Copy the data that follows, character for character, minus the pictures.

+ + + + +

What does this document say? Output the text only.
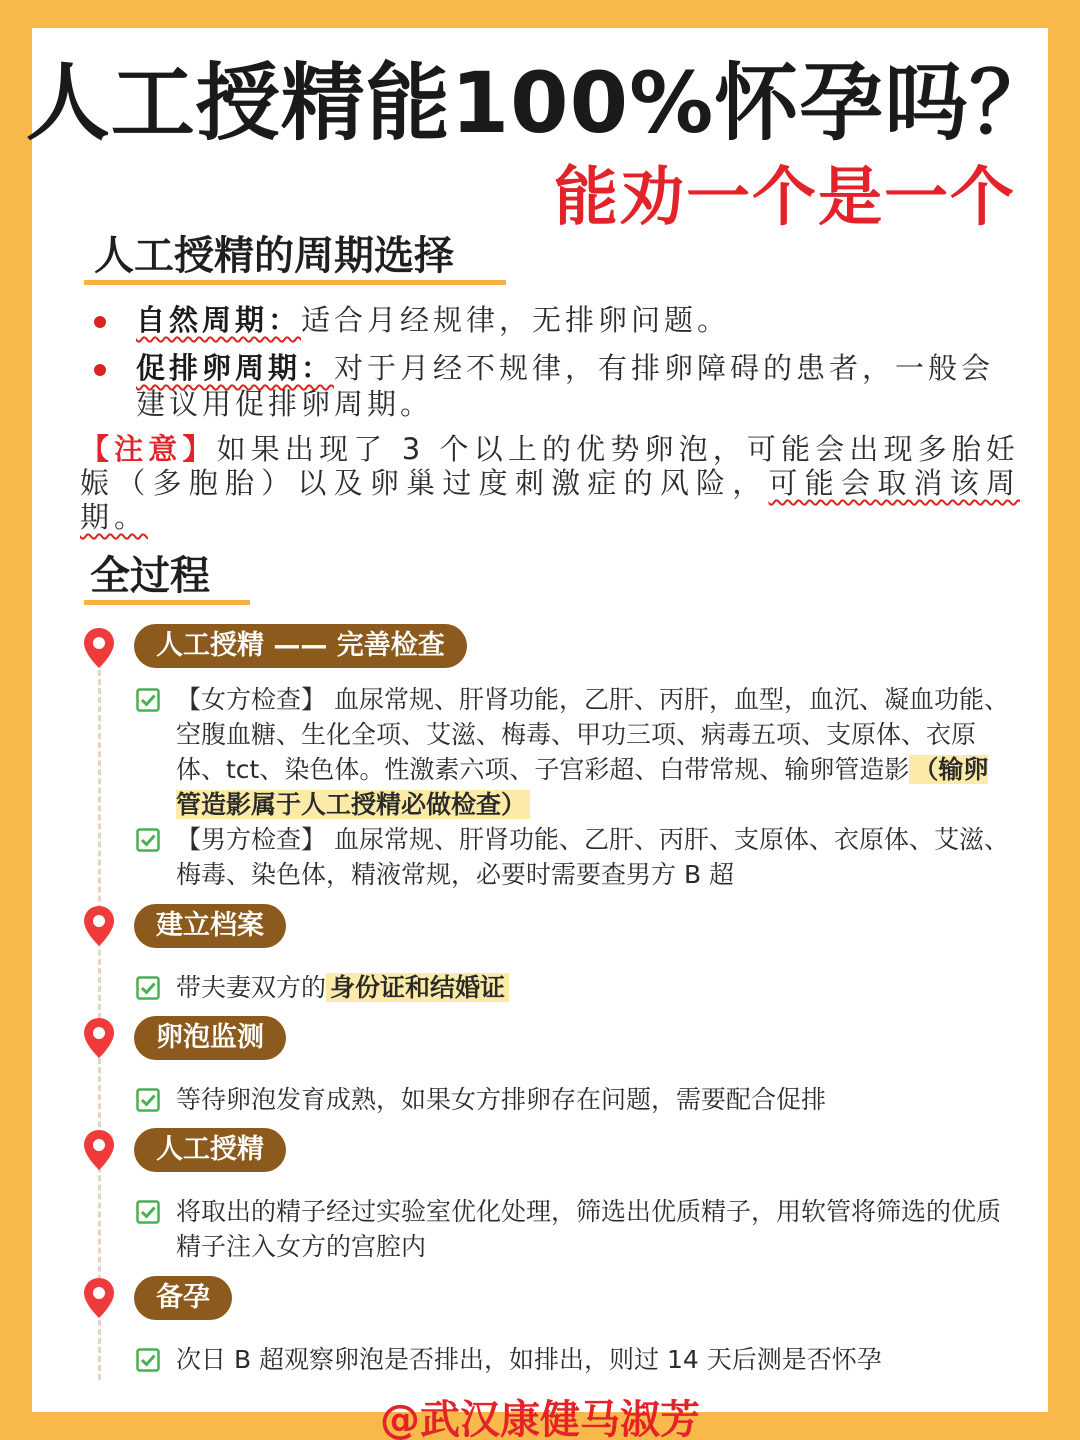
人工授精能100%怀孕吗？
能劝一个是一个
人工授精的周期选择
自然周期：适合月经规律，无排卵问题。
促排卵周期：对于月经不规律，有排卵障碍的患者，一般会建议用促排卵周期。
【注意】如果出现了 3 个以上的优势卵泡，可能会出现多胎妊娠（多胞胎）以及卵巢过度刺激症的风险，可能会取消该周期。
全过程
人工授精 —— 完善检查
【女方检查】 血尿常规、肝肾功能，乙肝、丙肝，血型，血沉、凝血功能、空腹血糖、生化全项、艾滋、梅毒、甲功三项、病毒五项、支原体、衣原体、tct、染色体。性激素六项、子宫彩超、白带常规、输卵管造影 （输卵管造影属于人工授精必做检查）
【男方检查】 血尿常规、肝肾功能、乙肝、丙肝、支原体、衣原体、艾滋、梅毒、染色体，精液常规，必要时需要查男方 B 超
建立档案
带夫妻双方的 身份证和结婚证
卵泡监测
等待卵泡发育成熟，如果女方排卵存在问题，需要配合促排
人工授精
将取出的精子经过实验室优化处理，筛选出优质精子，用软管将筛选的优质精子注入女方的宫腔内
备孕
次日 B 超观察卵泡是否排出，如排出，则过 14 天后测是否怀孕
@武汉康健马淑芳
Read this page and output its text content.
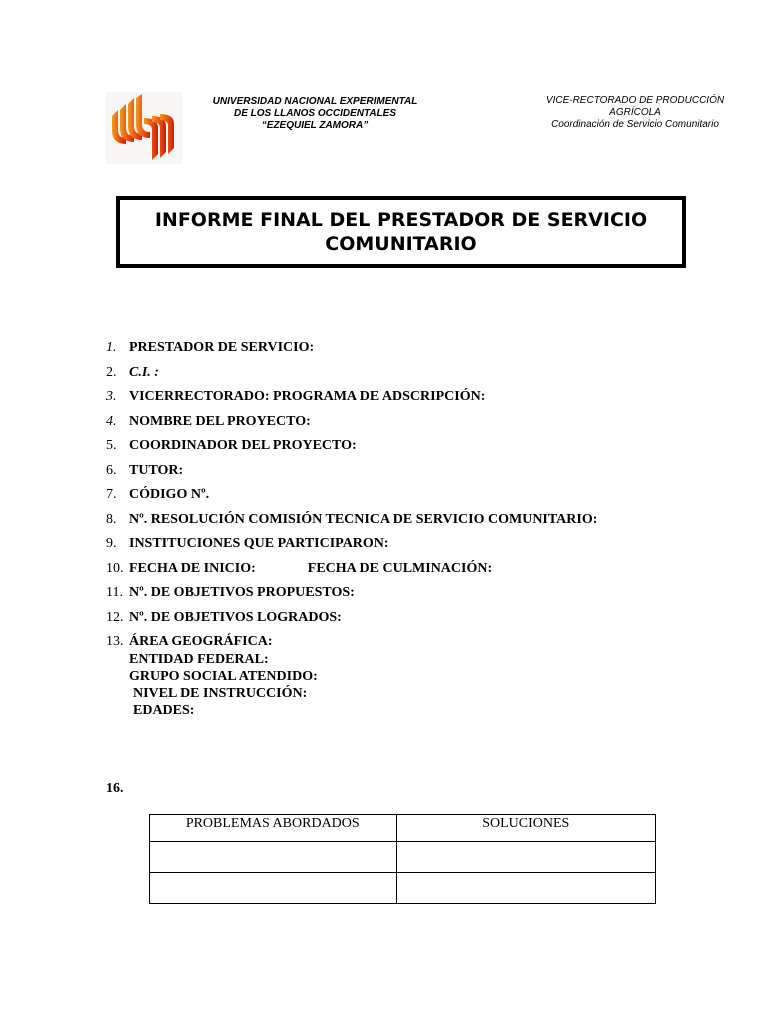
UNIVERSIDAD NACIONAL EXPERIMENTAL
DE LOS LLANOS OCCIDENTALES
“EZEQUIEL ZAMORA”
VICE-RECTORADO DE PRODUCCIÓN
AGRÍCOLA
Coordinación de Servicio Comunitario
INFORME FINAL DEL PRESTADOR DE SERVICIO
COMUNITARIO
1. PRESTADOR DE SERVICIO:
2. C.I. :
3. VICERRECTORADO: PROGRAMA DE ADSCRIPCIÓN:
4. NOMBRE DEL PROYECTO:
5. COORDINADOR DEL PROYECTO:
6. TUTOR:
7. CÓDIGO Nº.
8. Nº. RESOLUCIÓN COMISIÓN TECNICA DE SERVICIO COMUNITARIO:
9. INSTITUCIONES QUE PARTICIPARON:
10. FECHA DE INICIO:	FECHA DE CULMINACIÓN:
11. Nº. DE OBJETIVOS PROPUESTOS:
12. Nº. DE OBJETIVOS LOGRADOS:
13. ÁREA GEOGRÁFICA:
ENTIDAD FEDERAL:
GRUPO SOCIAL ATENDIDO:
NIVEL DE INSTRUCCIÓN:
EDADES:
16.
PROBLEMAS ABORDADOS	SOLUCIONES
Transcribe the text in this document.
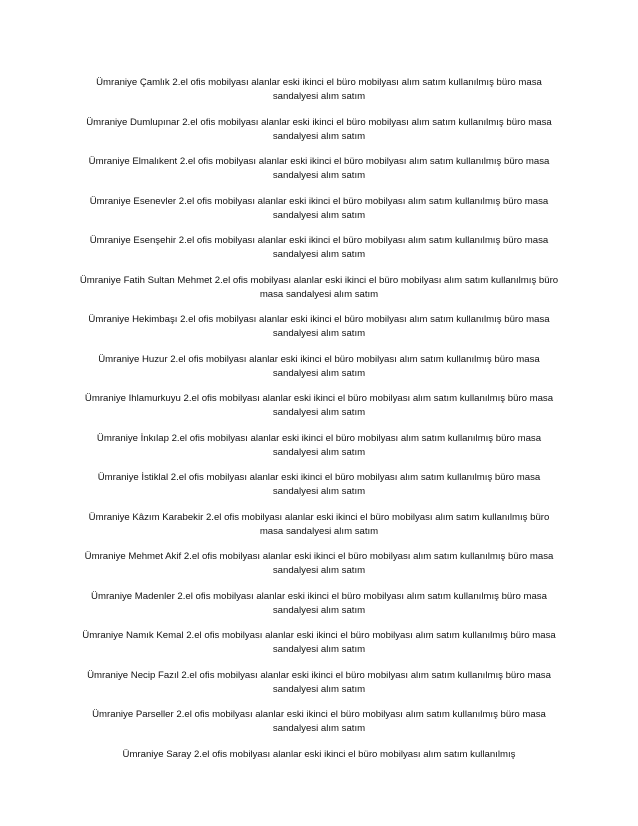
Ümraniye Çamlık 2.el ofis mobilyası alanlar eski ikinci el büro mobilyası alım satım kullanılmış büro masa sandalyesi alım satım

Ümraniye Dumlupınar 2.el ofis mobilyası alanlar eski ikinci el büro mobilyası alım satım kullanılmış büro masa sandalyesi alım satım

Ümraniye Elmalıkent 2.el ofis mobilyası alanlar eski ikinci el büro mobilyası alım satım kullanılmış büro masa sandalyesi alım satım

Ümraniye Esenevler 2.el ofis mobilyası alanlar eski ikinci el büro mobilyası alım satım kullanılmış büro masa sandalyesi alım satım

Ümraniye Esenşehir 2.el ofis mobilyası alanlar eski ikinci el büro mobilyası alım satım kullanılmış büro masa sandalyesi alım satım

Ümraniye Fatih Sultan Mehmet 2.el ofis mobilyası alanlar eski ikinci el büro mobilyası alım satım kullanılmış büro masa sandalyesi alım satım

Ümraniye Hekimbaşı 2.el ofis mobilyası alanlar eski ikinci el büro mobilyası alım satım kullanılmış büro masa sandalyesi alım satım

Ümraniye Huzur 2.el ofis mobilyası alanlar eski ikinci el büro mobilyası alım satım kullanılmış büro masa sandalyesi alım satım

Ümraniye Ihlamurkuyu 2.el ofis mobilyası alanlar eski ikinci el büro mobilyası alım satım kullanılmış büro masa sandalyesi alım satım

Ümraniye İnkılap 2.el ofis mobilyası alanlar eski ikinci el büro mobilyası alım satım kullanılmış büro masa sandalyesi alım satım

Ümraniye İstiklal 2.el ofis mobilyası alanlar eski ikinci el büro mobilyası alım satım kullanılmış büro masa sandalyesi alım satım

Ümraniye Kâzım Karabekir 2.el ofis mobilyası alanlar eski ikinci el büro mobilyası alım satım kullanılmış büro masa sandalyesi alım satım

Ümraniye Mehmet Akif 2.el ofis mobilyası alanlar eski ikinci el büro mobilyası alım satım kullanılmış büro masa sandalyesi alım satım

Ümraniye Madenler 2.el ofis mobilyası alanlar eski ikinci el büro mobilyası alım satım kullanılmış büro masa sandalyesi alım satım

Ümraniye Namık Kemal 2.el ofis mobilyası alanlar eski ikinci el büro mobilyası alım satım kullanılmış büro masa sandalyesi alım satım

Ümraniye Necip Fazıl 2.el ofis mobilyası alanlar eski ikinci el büro mobilyası alım satım kullanılmış büro masa sandalyesi alım satım

Ümraniye Parseller 2.el ofis mobilyası alanlar eski ikinci el büro mobilyası alım satım kullanılmış büro masa sandalyesi alım satım

Ümraniye Saray 2.el ofis mobilyası alanlar eski ikinci el büro mobilyası alım satım kullanılmış
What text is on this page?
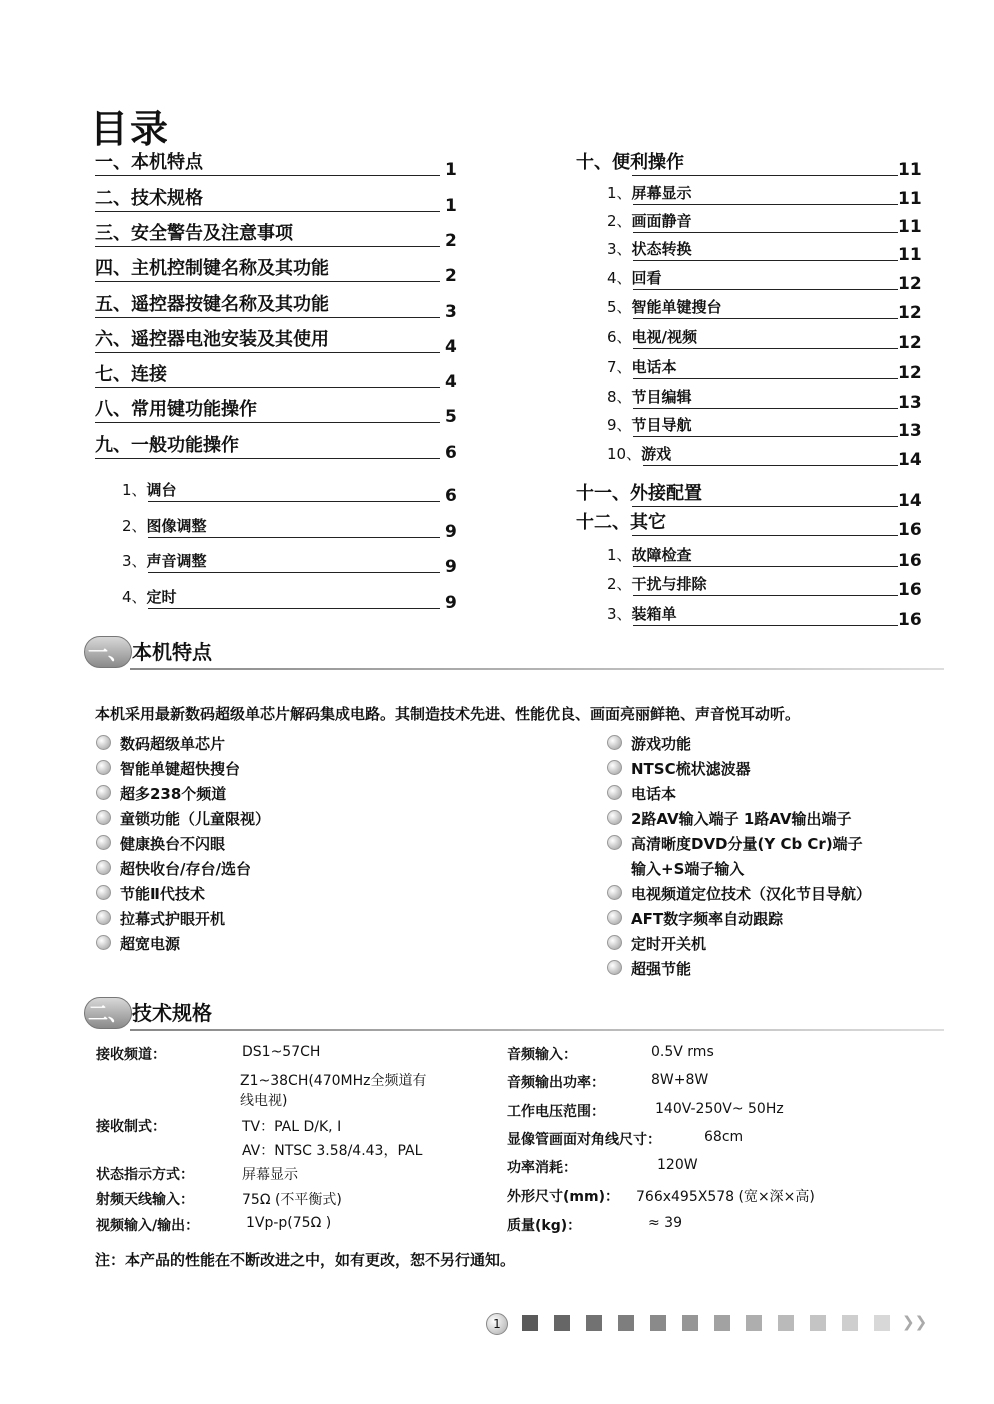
目录
一、本机特点	1
二、技术规格	1
三、安全警告及注意事项	2
四、主机控制键名称及其功能	2
五、遥控器按键名称及其功能	3
六、遥控器电池安装及其使用	4
七、连接	4
八、常用键功能操作	5
九、一般功能操作	6
1、调台	6
2、图像调整	9
3、声音调整	9
4、定时	9
十、便利操作	11
1、屏幕显示	11
2、画面静音	11
3、状态转换	11
4、回看	12
5、智能单键搜台	12
6、电视/视频	12
7、电话本	12
8、节目编辑	13
9、节目导航	13
10、游戏	14
十一、外接配置	14
十二、其它	16
1、故障检查	16
2、干扰与排除	16
3、装箱单	16
一、 本机特点
本机采用最新数码超级单芯片解码集成电路。其制造技术先进、性能优良、画面亮丽鲜艳、声音悦耳动听。
数码超级单芯片
智能单键超快搜台
超多238个频道
童锁功能（儿童限视）
健康换台不闪眼
超快收台/存台/选台
节能Ⅱ代技术
拉幕式护眼开机
超宽电源
游戏功能
NTSC梳状滤波器
电话本
2路AV输入端子 1路AV输出端子
高清晰度DVD分量(Y Cb Cr)端子
输入+S端子输入
电视频道定位技术（汉化节目导航）
AFT数字频率自动跟踪
定时开关机
超强节能
二、 技术规格
接收频道：	DS1~57CH
Z1~38CH(470MHz全频道有
线电视)
接收制式：	TV：PAL D/K, I
AV：NTSC 3.58/4.43，PAL
状态指示方式：	屏幕显示
射频天线输入：	75Ω (不平衡式)
视频输入/输出：	1Vp-p(75Ω )
音频输入：	0.5V rms
音频输出功率：	8W+8W
工作电压范围：	140V-250V~ 50Hz
显像管画面对角线尺寸：	68cm
功率消耗：	120W
外形尺寸(mm)： 766x495X578 (宽×深×高)
质量(kg)：	≈ 39
注：本产品的性能在不断改进之中，如有更改，恕不另行通知。
1	❯❯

+ + + + +

▶ [Output]
What does this document say? Output the text only.
人工授精能100%怀孕吗？
能劝一个是一个
人工授精的周期选择
自然周期：适合月经规律，无排卵问题。
促排卵周期：对于月经不规律，有排卵障碍的患者，一般会建议用促排卵周期。
【注意】如果出现了 3 个以上的优势卵泡，可能会出现多胎妊娠（多胞胎）以及卵巢过度刺激症的风险，可能会取消该周期。
全过程
人工授精 —— 完善检查
【女方检查】 血尿常规、肝肾功能，乙肝、丙肝，血型，血沉、凝血功能、空腹血糖、生化全项、艾滋、梅毒、甲功三项、病毒五项、支原体、衣原体、tct、染色体。性激素六项、子宫彩超、白带常规、输卵管造影 （输卵管造影属于人工授精必做检查）
【男方检查】 血尿常规、肝肾功能、乙肝、丙肝、支原体、衣原体、艾滋、梅毒、染色体，精液常规，必要时需要查男方 B 超
建立档案
带夫妻双方的 身份证和结婚证
卵泡监测
等待卵泡发育成熟，如果女方排卵存在问题，需要配合促排
人工授精
将取出的精子经过实验室优化处理，筛选出优质精子，用软管将筛选的优质精子注入女方的宫腔内
备孕
次日 B 超观察卵泡是否排出，如排出，则过 14 天后测是否怀孕
@武汉康健马淑芳
Read this page and output its text content.
UNIVERSIDAD NACIONAL EXPERIMENTAL
DE LOS LLANOS OCCIDENTALES
“EZEQUIEL ZAMORA”
VICE-RECTORADO DE PRODUCCIÓN
AGRÍCOLA
Coordinación de Servicio Comunitario
INFORME FINAL DEL PRESTADOR DE SERVICIO
COMUNITARIO
1. PRESTADOR DE SERVICIO:
2. C.I. :
3. VICERRECTORADO: PROGRAMA DE ADSCRIPCIÓN:
4. NOMBRE DEL PROYECTO:
5. COORDINADOR DEL PROYECTO:
6. TUTOR:
7. CÓDIGO Nº.
8. Nº. RESOLUCIÓN COMISIÓN TECNICA DE SERVICIO COMUNITARIO:
9. INSTITUCIONES QUE PARTICIPARON:
10. FECHA DE INICIO:	FECHA DE CULMINACIÓN:
11. Nº. DE OBJETIVOS PROPUESTOS:
12. Nº. DE OBJETIVOS LOGRADOS:
13. ÁREA GEOGRÁFICA:
ENTIDAD FEDERAL:
GRUPO SOCIAL ATENDIDO:
NIVEL DE INSTRUCCIÓN:
EDADES:
16.
PROBLEMAS ABORDADOS	SOLUCIONES
Transcribe the text in this document.
Ümraniye Çamlık 2.el ofis mobilyası alanlar eski ikinci el büro mobilyası alım satım kullanılmış büro masa sandalyesi alım satım

Ümraniye Dumlupınar 2.el ofis mobilyası alanlar eski ikinci el büro mobilyası alım satım kullanılmış büro masa sandalyesi alım satım

Ümraniye Elmalıkent 2.el ofis mobilyası alanlar eski ikinci el büro mobilyası alım satım kullanılmış büro masa sandalyesi alım satım

Ümraniye Esenevler 2.el ofis mobilyası alanlar eski ikinci el büro mobilyası alım satım kullanılmış büro masa sandalyesi alım satım

Ümraniye Esenşehir 2.el ofis mobilyası alanlar eski ikinci el büro mobilyası alım satım kullanılmış büro masa sandalyesi alım satım

Ümraniye Fatih Sultan Mehmet 2.el ofis mobilyası alanlar eski ikinci el büro mobilyası alım satım kullanılmış büro masa sandalyesi alım satım

Ümraniye Hekimbaşı 2.el ofis mobilyası alanlar eski ikinci el büro mobilyası alım satım kullanılmış büro masa sandalyesi alım satım

Ümraniye Huzur 2.el ofis mobilyası alanlar eski ikinci el büro mobilyası alım satım kullanılmış büro masa sandalyesi alım satım

Ümraniye Ihlamurkuyu 2.el ofis mobilyası alanlar eski ikinci el büro mobilyası alım satım kullanılmış büro masa sandalyesi alım satım

Ümraniye İnkılap 2.el ofis mobilyası alanlar eski ikinci el büro mobilyası alım satım kullanılmış büro masa sandalyesi alım satım

Ümraniye İstiklal 2.el ofis mobilyası alanlar eski ikinci el büro mobilyası alım satım kullanılmış büro masa sandalyesi alım satım

Ümraniye Kâzım Karabekir 2.el ofis mobilyası alanlar eski ikinci el büro mobilyası alım satım kullanılmış büro masa sandalyesi alım satım

Ümraniye Mehmet Akif 2.el ofis mobilyası alanlar eski ikinci el büro mobilyası alım satım kullanılmış büro masa sandalyesi alım satım

Ümraniye Madenler 2.el ofis mobilyası alanlar eski ikinci el büro mobilyası alım satım kullanılmış büro masa sandalyesi alım satım

Ümraniye Namık Kemal 2.el ofis mobilyası alanlar eski ikinci el büro mobilyası alım satım kullanılmış büro masa sandalyesi alım satım

Ümraniye Necip Fazıl 2.el ofis mobilyası alanlar eski ikinci el büro mobilyası alım satım kullanılmış büro masa sandalyesi alım satım

Ümraniye Parseller 2.el ofis mobilyası alanlar eski ikinci el büro mobilyası alım satım kullanılmış büro masa sandalyesi alım satım

Ümraniye Saray 2.el ofis mobilyası alanlar eski ikinci el büro mobilyası alım satım kullanılmış
What text is on this page?
目录
一、本机特点	1
二、技术规格	1
三、安全警告及注意事项	2
四、主机控制键名称及其功能	2
五、遥控器按键名称及其功能	3
六、遥控器电池安装及其使用	4
七、连接	4
八、常用键功能操作	5
九、一般功能操作	6
1、调台	6
2、图像调整	9
3、声音调整	9
4、定时	9
十、便利操作	11
1、屏幕显示	11
2、画面静音	11
3、状态转换	11
4、回看	12
5、智能单键搜台	12
6、电视/视频	12
7、电话本	12
8、节目编辑	13
9、节目导航	13
10、游戏	14
十一、外接配置	14
十二、其它	16
1、故障检查	16
2、干扰与排除	16
3、装箱单	16
一、 本机特点
本机采用最新数码超级单芯片解码集成电路。其制造技术先进、性能优良、画面亮丽鲜艳、声音悦耳动听。
数码超级单芯片
智能单键超快搜台
超多238个频道
童锁功能（儿童限视）
健康换台不闪眼
超快收台/存台/选台
节能Ⅱ代技术
拉幕式护眼开机
超宽电源
游戏功能
NTSC梳状滤波器
电话本
2路AV输入端子 1路AV输出端子
高清晰度DVD分量(Y Cb Cr)端子
输入+S端子输入
电视频道定位技术（汉化节目导航）
AFT数字频率自动跟踪
定时开关机
超强节能
二、 技术规格
接收频道：	DS1~57CH
Z1~38CH(470MHz全频道有
线电视)
接收制式：	TV：PAL D/K, I
AV：NTSC 3.58/4.43，PAL
状态指示方式：	屏幕显示
射频天线输入：	75Ω (不平衡式)
视频输入/输出：	1Vp-p(75Ω )
音频输入：	0.5V rms
音频输出功率：	8W+8W
工作电压范围：	140V-250V~ 50Hz
显像管画面对角线尺寸：	68cm
功率消耗：	120W
外形尺寸(mm)： 766x495X578 (宽×深×高)
质量(kg)：	≈ 39
注：本产品的性能在不断改进之中，如有更改，恕不另行通知。
1	❯❯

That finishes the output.